┌─ Text segment

# Can we see your Rear!!!!!



## Mel HKS (Mar 12, 2007)

Hi guys not enough pics of the backs of your cars on here.
How about some good looking pics.........please write model of car, brand name of rear wing, bumper, spats, lights and anything else you might have on there!!!

Cheers!


----------



## matt j (Oct 19, 2001)

*Should have shut the boot, D'oh!*










R33 Ar$e End;
Do-Luck Type 2 Carbon Rear Spoiler
Carbon Boot Lid
Veilside C1 Rear Bumper
Custom Carbon/LED Rear Centre Garnish
Custom LED rear lights
Revers Camera in Number Plate
Top Secret Carbon Rear Diffuser
Top Secret Carbon Vortex Generators


----------



## Shakey Finch (Jul 5, 2005)

matt j said:


> R33 Ar$e End;
> Do-Luck Type 2 Carbon Rear Spoiler
> Carbon Boot Lid
> Veilside C1 Rear Bumper
> ...


That's a good start!


----------



## Alex Creasey (Jun 5, 2002)

Buddy Club Spec III exhaust
Nismo spats
Rearview cam

:smokin:


----------



## Nocturnal (Nov 5, 2004)

└─

## Set of tasks
A: In the car rear-end thread, which brand of rear bumper is on the R33?
B: Extend the car rear-end thread from the point where it stops.

┌─ Collected material

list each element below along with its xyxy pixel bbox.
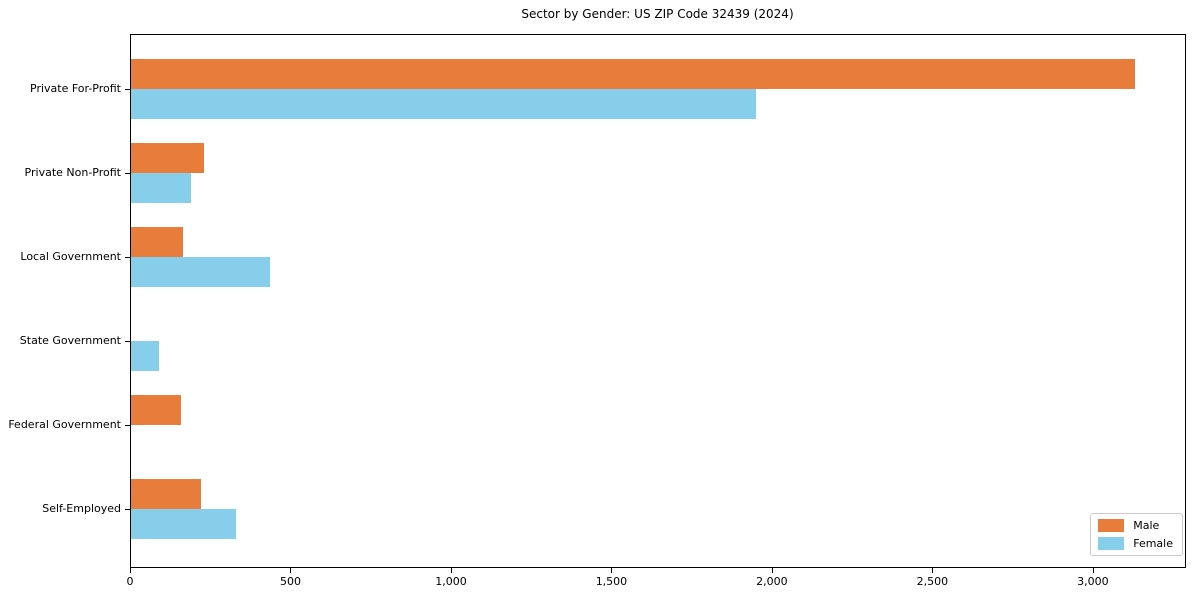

└─

## Answers per task
A: A Veilside C1 rear bumper.

B:
Do-Luck Rear Bumper
D-Speed Rear Wing
LED Tail Light
Tomei Tail Light End Cap


----------



## MostH8D (May 22, 2008)

^ what widebody kit is that?


----------



## nino_brown (Mar 23, 2006)

Do-Luck Rear


----------



## Kadir (Mar 23, 2008)

Stock R34 GTR.


----------



## Dohc (Nov 29, 2005)

*1994 model BNR32
stock rear wing
stock bumper with Trust or TBO spats on I think.
stock lights
kakimoto exhaust*










*I have removed the Nissan Badge now and put Nismo badge but havent got pic of it yet.*


----------



## carsunltd32 (Aug 8, 2006)

R34 GT-T
Fujitsabo Exhuast
Top Secret Rear Bumper
GT-R wing and trunk
Jay


----------



## Nocturnal (Nov 5, 2004)

MostH8D said:


> ^ what widebody kit is that?


Yanack GT Front Fender
Yanack GT Rear Fender
TBO Side Skirt


----------



## Al_Star (Aug 22, 2007)

i'll let you guess the kit:chuckle:


----------



## Mookistar (Feb 5, 2004)

here you go


----------



## MIKEGTR (Jul 8, 2005)

Not sure what you were after so hope i've covered all bases


----------



## MacGTR (Dec 31, 2006)

AH MAN, Thats just wrong.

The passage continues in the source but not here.